- _YOUR TASK_
Transcribe every entry word for word, leaving out all images.

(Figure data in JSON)
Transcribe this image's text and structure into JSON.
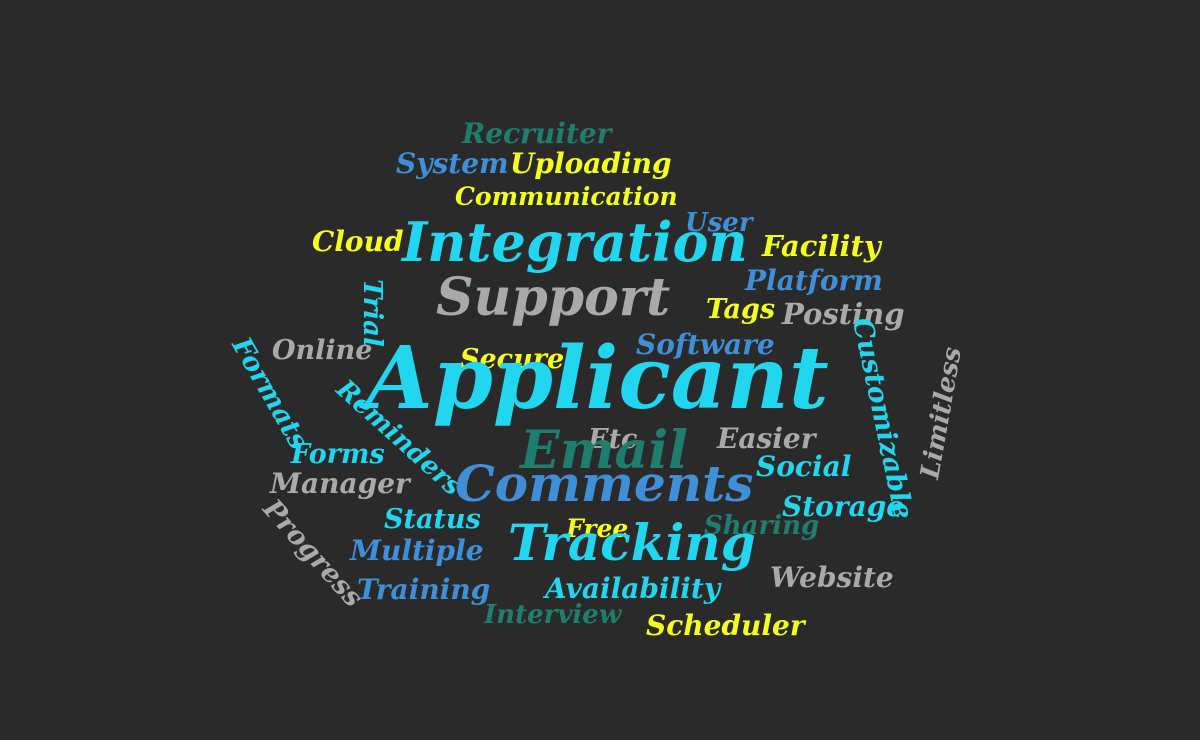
{
  "words": {
    "recruiter": "Recruiter",
    "system": "System",
    "uploading": "Uploading",
    "communication": "Communication",
    "user": "User",
    "cloud": "Cloud",
    "integration": "Integration",
    "facility": "Facility",
    "platform": "Platform",
    "trial": "Trial",
    "support": "Support",
    "tags": "Tags",
    "posting": "Posting",
    "formats": "Formats",
    "online": "Online",
    "secure": "Secure",
    "software": "Software",
    "customizable": "Customizable",
    "limitless": "Limitless",
    "applicant": "Applicant",
    "reminders": "Reminders",
    "etc": "Etc",
    "easier": "Easier",
    "forms": "Forms",
    "email": "Email",
    "social": "Social",
    "manager": "Manager",
    "comments": "Comments",
    "storage": "Storage",
    "progress": "Progress",
    "status": "Status",
    "free": "Free",
    "sharing": "Sharing",
    "multiple": "Multiple",
    "tracking": "Tracking",
    "website": "Website",
    "training": "Training",
    "availability": "Availability",
    "interview": "Interview",
    "scheduler": "Scheduler"
  },
  "colors": {
    "background": "#2a2a2a",
    "cyan": "#21d6ee",
    "blue": "#3f8fd8",
    "yellow": "#f5ff1e",
    "grey": "#a9a9a9",
    "teal": "#1f7d6e"
  }
}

- _TASK RESPONSE_
Transcribe this image's text and structure into JSON.
{
  "words": {
    "recruiter": "Recruiter",
    "system": "System",
    "uploading": "Uploading",
    "communication": "Communication",
    "user": "User",
    "cloud": "Cloud",
    "integration": "Integration",
    "facility": "Facility",
    "platform": "Platform",
    "trial": "Trial",
    "support": "Support",
    "tags": "Tags",
    "posting": "Posting",
    "formats": "Formats",
    "online": "Online",
    "secure": "Secure",
    "software": "Software",
    "customizable": "Customizable",
    "limitless": "Limitless",
    "applicant": "Applicant",
    "reminders": "Reminders",
    "etc": "Etc",
    "easier": "Easier",
    "forms": "Forms",
    "email": "Email",
    "social": "Social",
    "manager": "Manager",
    "comments": "Comments",
    "storage": "Storage",
    "progress": "Progress",
    "status": "Status",
    "free": "Free",
    "sharing": "Sharing",
    "multiple": "Multiple",
    "tracking": "Tracking",
    "website": "Website",
    "training": "Training",
    "availability": "Availability",
    "interview": "Interview",
    "scheduler": "Scheduler"
  },
  "colors": {
    "background": "#2a2a2a",
    "cyan": "#21d6ee",
    "blue": "#3f8fd8",
    "yellow": "#f5ff1e",
    "grey": "#a9a9a9",
    "teal": "#1f7d6e"
  }
}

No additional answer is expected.